▶ _Texte fourni_
De la gestion des fonds
Les informations sur la gestion du budget du secteur forestier et des dons des partenaires financiers pour le secteur forestier ou autres ressources naturelles sont disponibles et accessibles au ministère de l’Environnement et Conservation de la Nature et Tourisme (MECNT), des Finances, du Plan, du Budget, de l’Agriculture et Développement Rural. Cependant, ces informations ne sont pas mises à la disposition du public afin de permettre à la population de demander des comptes.
Au niveau des promoteurs des projets REDD+, la gestion des fonds pose aussi problème, constate LICOCO. Et les populations vivant dans les zones de projets pilotes REDD+ ne sont pas au courant des montants alloués pour financer ces projets. Un exemple concret est le projet pilote REDD+ d’Ibi Village, sur le Plateau des Bateke.
En effet, après une activité menée par la LICOCO au Plateau des Bateke, les participants à cette activité ont affirmé ne pas être au courant du montant de financement alloué au projet d’Ibi Village, alors que la communauté de Mbakana avait attribué 4 500 ha au promoteur des projets d’Ibi Village.
Plusieurs autres fonds alloués au ministère de l’Environnement sont mal gérés, ce qui a permis à la LICOCO de demander au Premier ministre et aux partenaires de la RDC de diligenter des audits auprès de ce ministère.
C’est notamment les cas de 20 millions $ US, à en croire la LICOCO, financement de l’Union Européenne, que SGS avait gérés à travers le Projet de Contrôle de la production et de la commercialisation du bois (PCBCB). Ces fonds auraient été détournés, et aucun audit lancé pour sanctionner les coupables.
Il y a également, poursuit la LICOCO, 20 millions des dollars US, du programme PFCN, financement de la Banque Mondiale, mal géré par l’ancien coordonateur du projet.
La mauvaise gestion des ces fonds a amené la Banque Mondiale, après évaluation, à menacer de mettre fin à ce programme. Selon certaines informations, la Banque Mondiale planifie la fermeture de ce projet en ce mois de juin 2015, ce qui aura comme conséquence, la non affectation de 70 millions des USD à la RDC.

▶ _Données fournies_
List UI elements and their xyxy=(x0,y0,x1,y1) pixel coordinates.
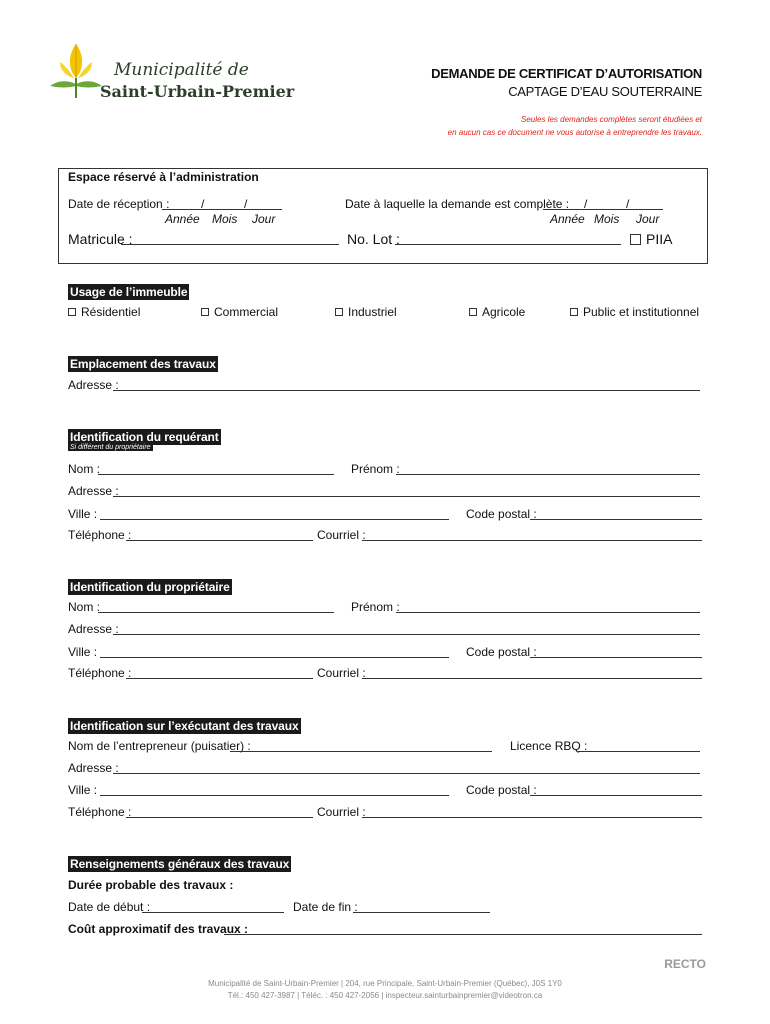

▶ _Consigne 1_
D'après le texte sur la gestion des fonds du secteur forestier, combien d'hectares la communauté de Mbakana avait-elle attribués au promoteur des projets d'Ibi Village ?
▶ _Consigne 2_
Prolongez le texte sur la gestion des fonds du secteur forestier après sa dernière phrase.

▶ _Réponse 1_
4 500 ha.

▶ _Réponse 2_
De même, 8,2 millions des dollars US, financement de l’ONU-REDD, mal géré par les services du ministère de l’Environnement. Cette mauvaise gestion a obligé l’ancien ministre Endundo de demander un audit sur l’utilisation de ces fonds. L’audit n’a jamais été diligenté jusqu’à ce jour.
De la reddition des comptes
Le système de vérification de l’intégrité, qui consiste à auditer les avoirs et style de vie des officiels, prévu dans la Constitution, fonctionne malheureusement dans l’opacité, à cause de l’absence de mesures d’application.
Un système de mesure de performance des services ministériels en charge de la REDD+, en termes de transparence et responsabilité, existe à travers les institutions interministérielles et organes de la société civile (par exemple le Comité National REDD, le Comité Interministériel et le GTCR).
Plaintes et application de la Justice
Les mécanismes impartiaux de résolutions des conflits, plaintes et réclamations existent au sein de différentes structures gouvernementales; cependant, ces derniers ne sont pas très opérationnels. Ils ne sont pas accessibles à tous. Dans le cadre du processus REDD+, un mécanisme de gestion des plaintes est en discussion afin de résoudre des plaintes spécifiques dans la mise en œuvre du processus.
Ce mécanisme prévoit la résolution des conflits entre parties prenantes, soit de manière pacifique ou devant les instances judiciaires du pays. Les préalables pour un tel mécanisme dans REDD+ seraient, entre autres, la formation des peuples autochtones sur leurs droits et responsabilités, le renforcement des capacités des juges et avocats sur le processus REDD+ et la formation des journalistes d’investigation.
Au niveau des promoteurs des projets, le mécanisme des plaintes et recours n’existe pas, alors qu’il y a déjà une dizaine des projets REDD+ qui est en réalisation en RD Congo. Conséquences, des conflits surgissent dans plusieurs coins où se déroule le projet REDD+ dont par exemple le Mai-Ndombe, au Bandundu, où les populations manifestent avec beaucoup de violences contre certains promoteurs de projets.
Les éléments ci-haut énumérés sont contenus dans les 34 critères du rapport R-Package, présenté par la RDC au Comité des participants du FCPF au mois de mai 2015.
Ceci permet à la LICOCO de penser que l’approbation du rapport R-Package de la RDC par le Comité des participants du FCPF a été plus politique qu’objective, car les 7 éléments du rapport d’évaluation du risque de corruption produit en 2012 ne sont pas encore mis en application par le ministère de l’Environnement et les promoteurs des projets REDD+.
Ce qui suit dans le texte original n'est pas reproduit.